» **Prompt**
Of the lines below, how many hold the string "this"? Give only the number.

═════ Supplied data

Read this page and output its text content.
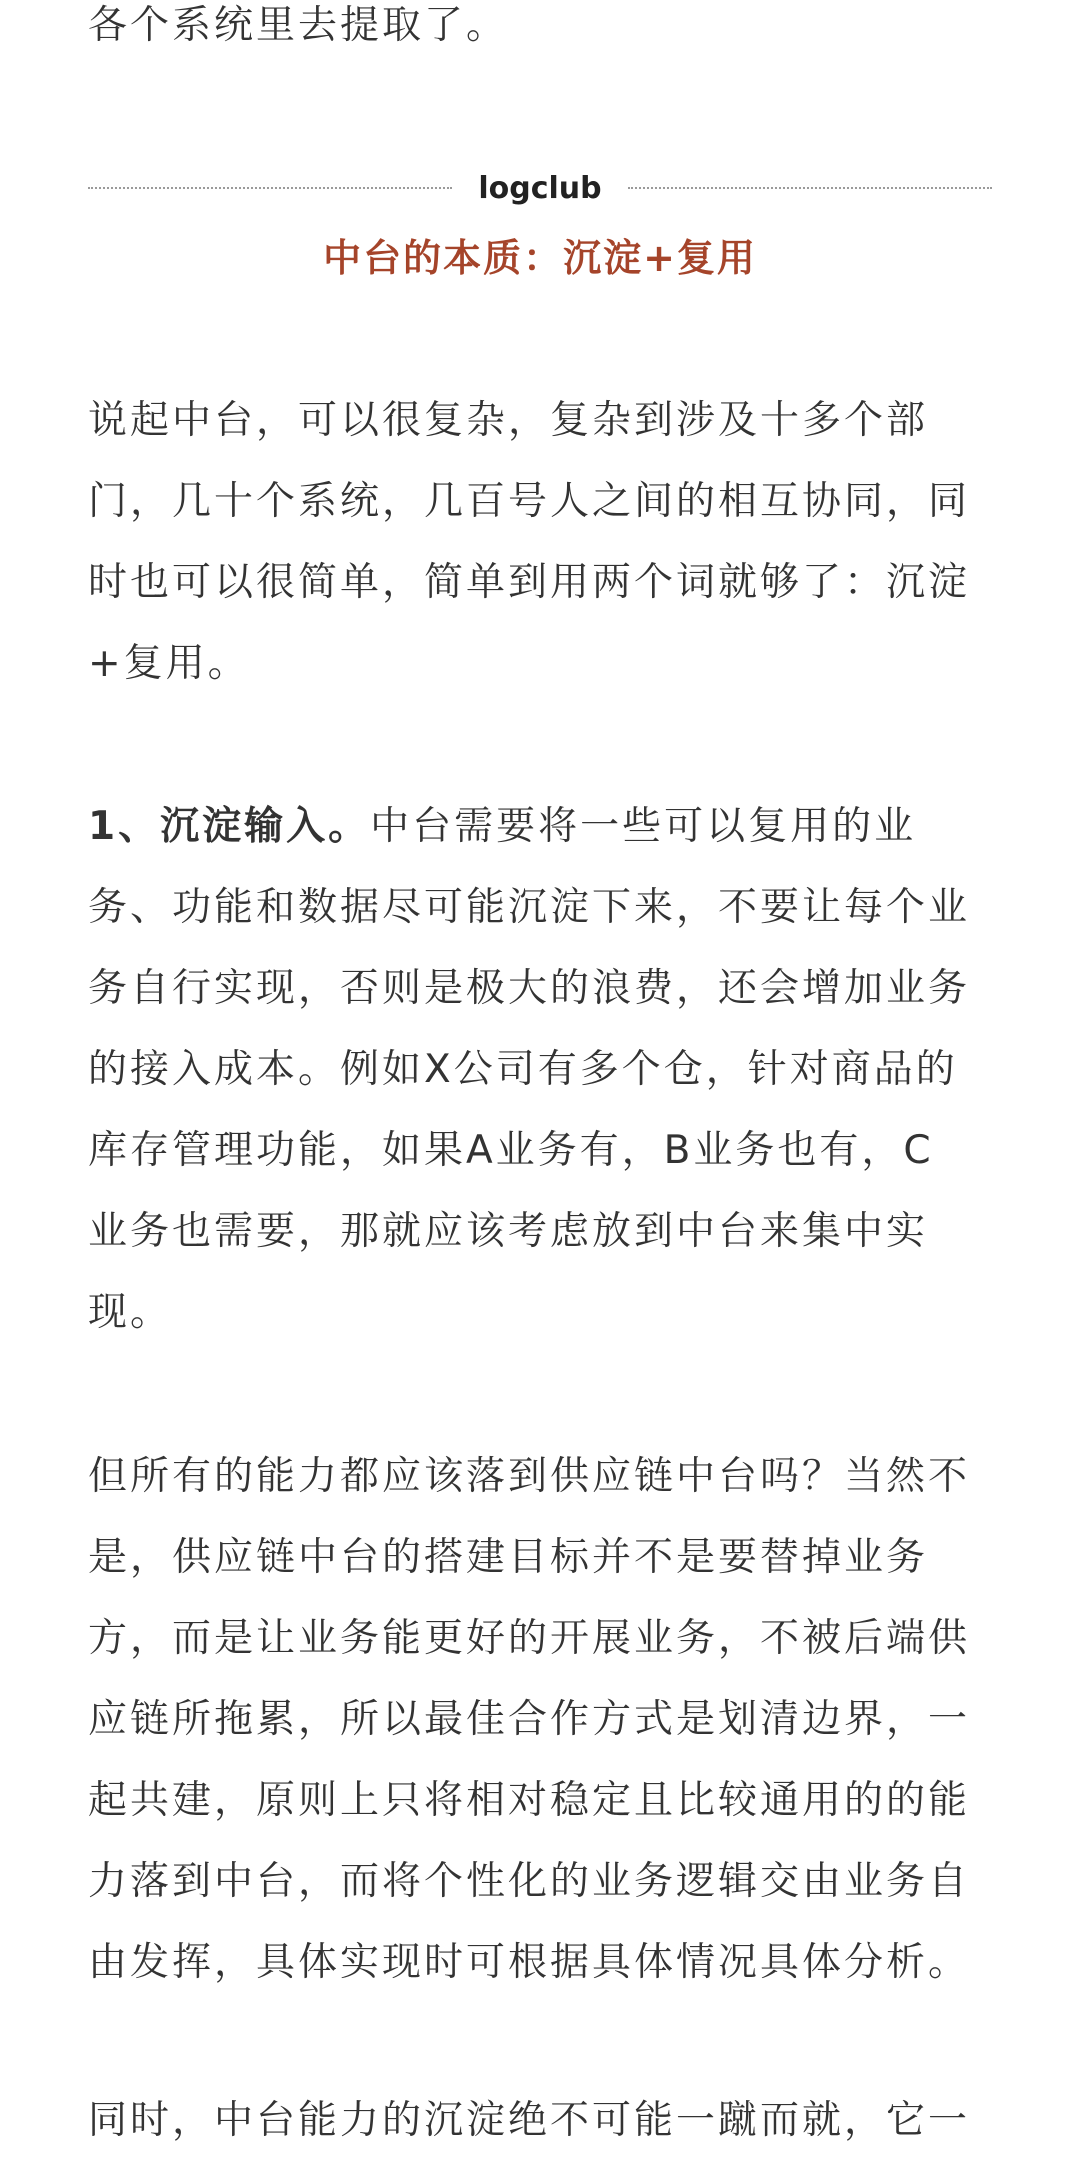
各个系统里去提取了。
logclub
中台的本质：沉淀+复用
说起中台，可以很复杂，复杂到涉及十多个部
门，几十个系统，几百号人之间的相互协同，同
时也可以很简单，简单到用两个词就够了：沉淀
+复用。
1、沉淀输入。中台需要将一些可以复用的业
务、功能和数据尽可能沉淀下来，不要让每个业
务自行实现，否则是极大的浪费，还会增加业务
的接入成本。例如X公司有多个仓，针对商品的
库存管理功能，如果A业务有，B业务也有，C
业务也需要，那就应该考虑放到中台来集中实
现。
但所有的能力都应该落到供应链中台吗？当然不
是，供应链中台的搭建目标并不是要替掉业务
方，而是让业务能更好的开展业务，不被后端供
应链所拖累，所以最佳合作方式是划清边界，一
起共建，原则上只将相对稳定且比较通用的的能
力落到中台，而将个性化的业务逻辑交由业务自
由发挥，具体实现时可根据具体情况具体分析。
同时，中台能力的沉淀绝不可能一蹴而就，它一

══════════
═════ Supplied data

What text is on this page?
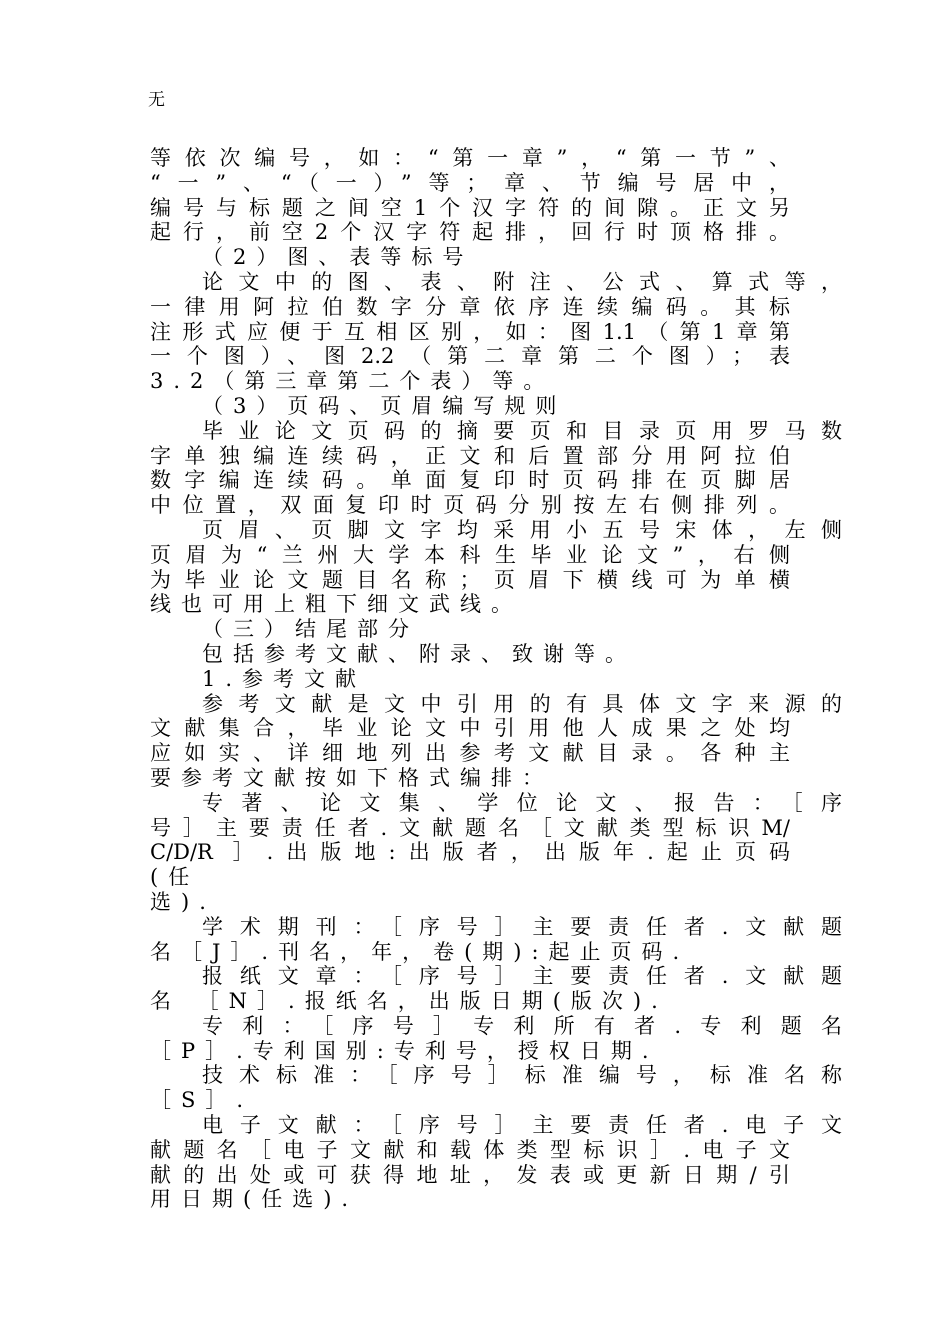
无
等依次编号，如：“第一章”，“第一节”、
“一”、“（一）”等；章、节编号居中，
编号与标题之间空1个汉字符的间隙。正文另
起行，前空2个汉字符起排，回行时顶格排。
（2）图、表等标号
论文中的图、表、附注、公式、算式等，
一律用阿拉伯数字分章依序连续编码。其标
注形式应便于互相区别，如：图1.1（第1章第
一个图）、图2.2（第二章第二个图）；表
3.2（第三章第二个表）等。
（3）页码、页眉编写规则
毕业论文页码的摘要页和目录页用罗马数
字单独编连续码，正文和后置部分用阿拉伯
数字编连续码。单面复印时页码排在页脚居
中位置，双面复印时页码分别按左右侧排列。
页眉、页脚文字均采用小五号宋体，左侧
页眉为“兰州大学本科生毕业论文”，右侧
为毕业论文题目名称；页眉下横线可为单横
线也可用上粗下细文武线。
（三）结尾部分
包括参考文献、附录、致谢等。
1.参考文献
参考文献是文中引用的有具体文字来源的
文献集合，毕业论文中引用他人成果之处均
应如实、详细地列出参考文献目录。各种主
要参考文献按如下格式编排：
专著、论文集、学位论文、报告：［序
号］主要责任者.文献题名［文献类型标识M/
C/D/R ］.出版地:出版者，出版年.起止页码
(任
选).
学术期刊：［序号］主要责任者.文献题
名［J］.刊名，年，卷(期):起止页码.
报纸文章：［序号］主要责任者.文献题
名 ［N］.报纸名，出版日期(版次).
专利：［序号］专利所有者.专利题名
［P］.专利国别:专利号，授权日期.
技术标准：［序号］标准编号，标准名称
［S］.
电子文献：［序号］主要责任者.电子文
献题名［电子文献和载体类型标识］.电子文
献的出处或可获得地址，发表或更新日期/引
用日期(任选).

══════════
═════ Supplied data

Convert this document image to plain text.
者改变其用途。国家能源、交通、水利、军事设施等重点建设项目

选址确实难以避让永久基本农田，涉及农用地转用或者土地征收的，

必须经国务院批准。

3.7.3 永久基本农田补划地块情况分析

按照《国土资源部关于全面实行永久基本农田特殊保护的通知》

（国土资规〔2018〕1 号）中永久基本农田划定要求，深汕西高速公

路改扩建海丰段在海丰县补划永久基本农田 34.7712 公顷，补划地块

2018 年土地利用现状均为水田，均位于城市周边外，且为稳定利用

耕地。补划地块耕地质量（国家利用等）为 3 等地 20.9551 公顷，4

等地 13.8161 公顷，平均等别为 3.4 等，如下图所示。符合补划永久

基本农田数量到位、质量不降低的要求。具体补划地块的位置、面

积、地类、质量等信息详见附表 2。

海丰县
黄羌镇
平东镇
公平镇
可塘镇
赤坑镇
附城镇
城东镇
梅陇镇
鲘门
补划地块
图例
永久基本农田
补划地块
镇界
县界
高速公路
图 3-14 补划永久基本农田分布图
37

══════════

» **Solved problem**
3